* [REQUIRED TASK] Write out the records beneath this line exactly as they appear, minus any images.

* [TASK INPUTS]
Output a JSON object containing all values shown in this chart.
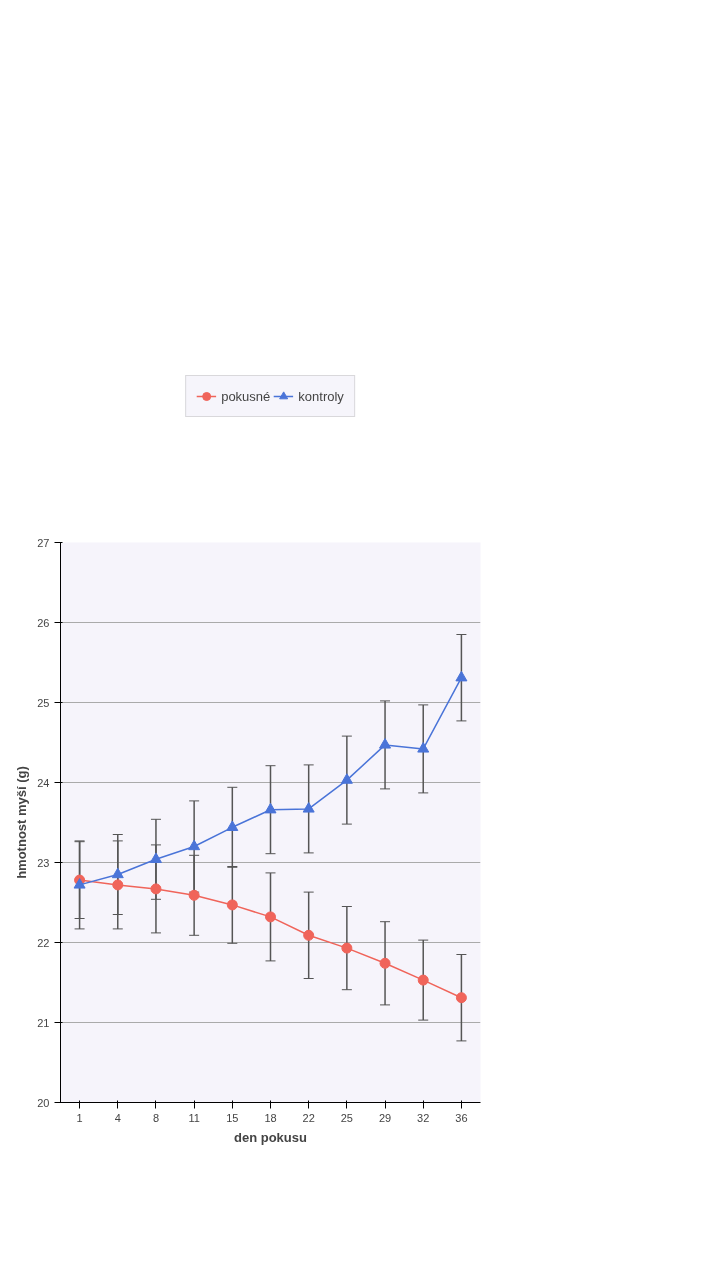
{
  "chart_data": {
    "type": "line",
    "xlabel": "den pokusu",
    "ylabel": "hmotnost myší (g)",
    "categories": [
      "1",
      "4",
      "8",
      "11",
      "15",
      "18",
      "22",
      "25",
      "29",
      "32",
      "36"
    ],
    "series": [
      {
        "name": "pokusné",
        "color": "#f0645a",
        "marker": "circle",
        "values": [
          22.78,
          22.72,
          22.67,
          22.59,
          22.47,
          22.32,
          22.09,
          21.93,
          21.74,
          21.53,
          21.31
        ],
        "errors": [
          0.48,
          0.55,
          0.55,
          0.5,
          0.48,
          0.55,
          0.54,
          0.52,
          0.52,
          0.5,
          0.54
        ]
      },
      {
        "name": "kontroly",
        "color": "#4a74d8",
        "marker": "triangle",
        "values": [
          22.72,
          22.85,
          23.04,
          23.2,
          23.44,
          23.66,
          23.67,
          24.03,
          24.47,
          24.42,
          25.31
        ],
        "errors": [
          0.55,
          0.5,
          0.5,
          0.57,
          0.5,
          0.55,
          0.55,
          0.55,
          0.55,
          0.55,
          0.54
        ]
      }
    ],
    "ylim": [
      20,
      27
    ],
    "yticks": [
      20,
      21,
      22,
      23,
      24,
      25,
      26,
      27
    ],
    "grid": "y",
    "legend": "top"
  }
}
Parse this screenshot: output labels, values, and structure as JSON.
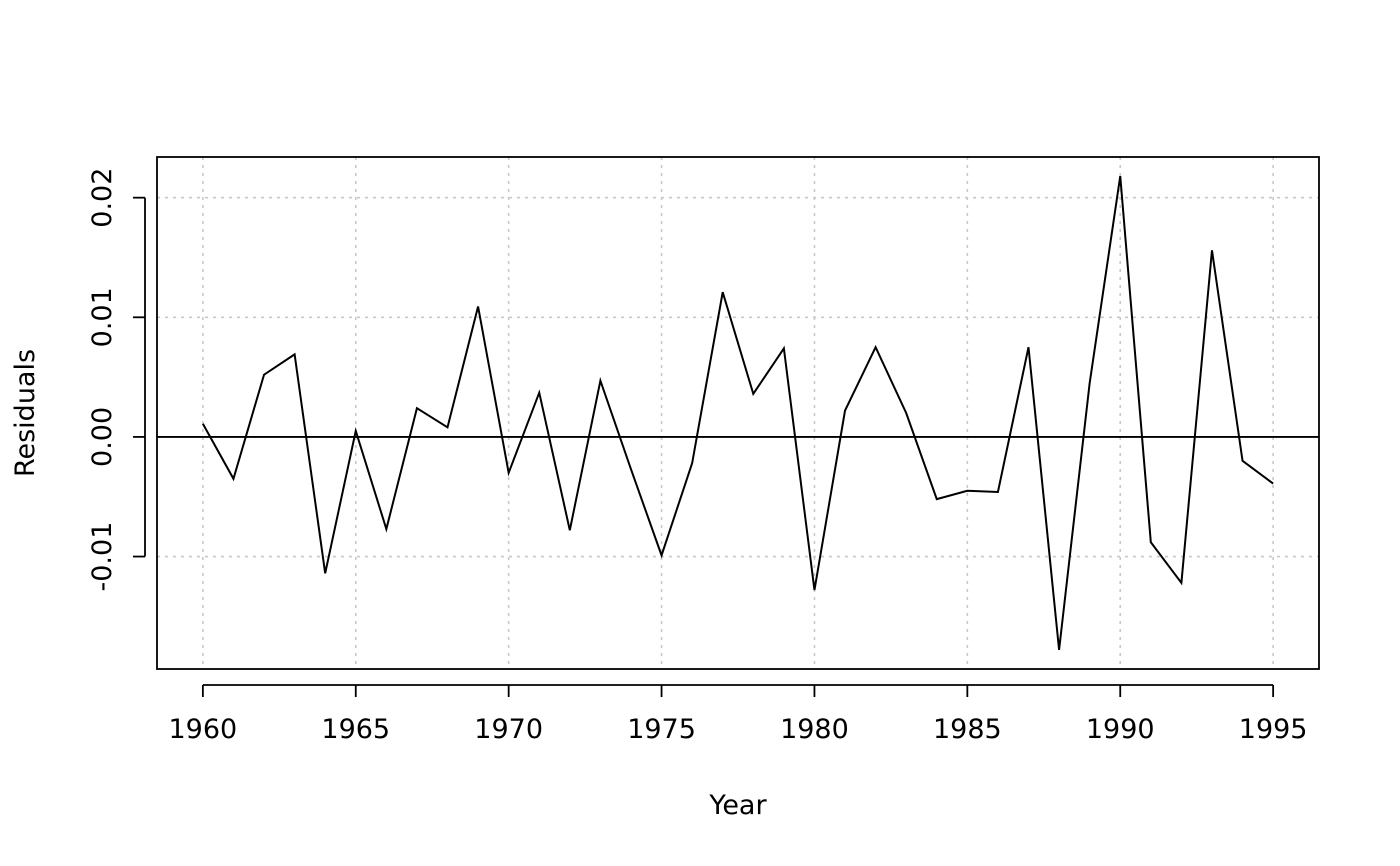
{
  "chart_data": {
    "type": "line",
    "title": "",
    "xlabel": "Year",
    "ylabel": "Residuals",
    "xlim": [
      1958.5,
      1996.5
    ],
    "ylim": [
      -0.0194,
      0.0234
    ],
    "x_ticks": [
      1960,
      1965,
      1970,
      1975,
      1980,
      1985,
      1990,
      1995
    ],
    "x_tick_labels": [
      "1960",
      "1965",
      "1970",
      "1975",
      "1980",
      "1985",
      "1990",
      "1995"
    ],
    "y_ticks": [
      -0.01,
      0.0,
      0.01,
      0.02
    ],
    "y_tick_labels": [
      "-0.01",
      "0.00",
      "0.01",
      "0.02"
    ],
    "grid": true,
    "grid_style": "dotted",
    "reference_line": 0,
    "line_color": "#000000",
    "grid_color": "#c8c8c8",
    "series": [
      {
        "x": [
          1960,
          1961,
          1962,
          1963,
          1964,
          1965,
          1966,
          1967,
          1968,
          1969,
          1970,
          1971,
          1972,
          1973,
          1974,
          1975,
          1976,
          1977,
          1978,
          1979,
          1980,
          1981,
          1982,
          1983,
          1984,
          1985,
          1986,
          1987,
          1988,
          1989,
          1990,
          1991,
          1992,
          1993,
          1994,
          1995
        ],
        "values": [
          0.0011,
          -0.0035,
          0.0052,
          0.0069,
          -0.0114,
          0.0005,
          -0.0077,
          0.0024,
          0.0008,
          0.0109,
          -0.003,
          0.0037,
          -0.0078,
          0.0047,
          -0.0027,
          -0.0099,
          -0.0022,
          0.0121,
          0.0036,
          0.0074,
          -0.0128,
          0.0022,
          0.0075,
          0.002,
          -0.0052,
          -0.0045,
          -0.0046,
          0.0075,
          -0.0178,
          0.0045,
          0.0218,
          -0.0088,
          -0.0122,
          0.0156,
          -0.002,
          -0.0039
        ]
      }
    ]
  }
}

* [CORRECT OUTPUT]
Output a JSON object containing all values shown in this chart.
{
  "chart_data": {
    "type": "line",
    "xlabel": "den pokusu",
    "ylabel": "hmotnost myší (g)",
    "categories": [
      "1",
      "4",
      "8",
      "11",
      "15",
      "18",
      "22",
      "25",
      "29",
      "32",
      "36"
    ],
    "series": [
      {
        "name": "pokusné",
        "color": "#f0645a",
        "marker": "circle",
        "values": [
          22.78,
          22.72,
          22.67,
          22.59,
          22.47,
          22.32,
          22.09,
          21.93,
          21.74,
          21.53,
          21.31
        ],
        "errors": [
          0.48,
          0.55,
          0.55,
          0.5,
          0.48,
          0.55,
          0.54,
          0.52,
          0.52,
          0.5,
          0.54
        ]
      },
      {
        "name": "kontroly",
        "color": "#4a74d8",
        "marker": "triangle",
        "values": [
          22.72,
          22.85,
          23.04,
          23.2,
          23.44,
          23.66,
          23.67,
          24.03,
          24.47,
          24.42,
          25.31
        ],
        "errors": [
          0.55,
          0.5,
          0.5,
          0.57,
          0.5,
          0.55,
          0.55,
          0.55,
          0.55,
          0.55,
          0.54
        ]
      }
    ],
    "ylim": [
      20,
      27
    ],
    "yticks": [
      20,
      21,
      22,
      23,
      24,
      25,
      26,
      27
    ],
    "grid": "y",
    "legend": "top"
  }
}
Parse this screenshot: output labels, values, and structure as JSON.
{
  "chart_data": {
    "type": "line",
    "title": "",
    "xlabel": "Year",
    "ylabel": "Residuals",
    "xlim": [
      1958.5,
      1996.5
    ],
    "ylim": [
      -0.0194,
      0.0234
    ],
    "x_ticks": [
      1960,
      1965,
      1970,
      1975,
      1980,
      1985,
      1990,
      1995
    ],
    "x_tick_labels": [
      "1960",
      "1965",
      "1970",
      "1975",
      "1980",
      "1985",
      "1990",
      "1995"
    ],
    "y_ticks": [
      -0.01,
      0.0,
      0.01,
      0.02
    ],
    "y_tick_labels": [
      "-0.01",
      "0.00",
      "0.01",
      "0.02"
    ],
    "grid": true,
    "grid_style": "dotted",
    "reference_line": 0,
    "line_color": "#000000",
    "grid_color": "#c8c8c8",
    "series": [
      {
        "x": [
          1960,
          1961,
          1962,
          1963,
          1964,
          1965,
          1966,
          1967,
          1968,
          1969,
          1970,
          1971,
          1972,
          1973,
          1974,
          1975,
          1976,
          1977,
          1978,
          1979,
          1980,
          1981,
          1982,
          1983,
          1984,
          1985,
          1986,
          1987,
          1988,
          1989,
          1990,
          1991,
          1992,
          1993,
          1994,
          1995
        ],
        "values": [
          0.0011,
          -0.0035,
          0.0052,
          0.0069,
          -0.0114,
          0.0005,
          -0.0077,
          0.0024,
          0.0008,
          0.0109,
          -0.003,
          0.0037,
          -0.0078,
          0.0047,
          -0.0027,
          -0.0099,
          -0.0022,
          0.0121,
          0.0036,
          0.0074,
          -0.0128,
          0.0022,
          0.0075,
          0.002,
          -0.0052,
          -0.0045,
          -0.0046,
          0.0075,
          -0.0178,
          0.0045,
          0.0218,
          -0.0088,
          -0.0122,
          0.0156,
          -0.002,
          -0.0039
        ]
      }
    ]
  }
}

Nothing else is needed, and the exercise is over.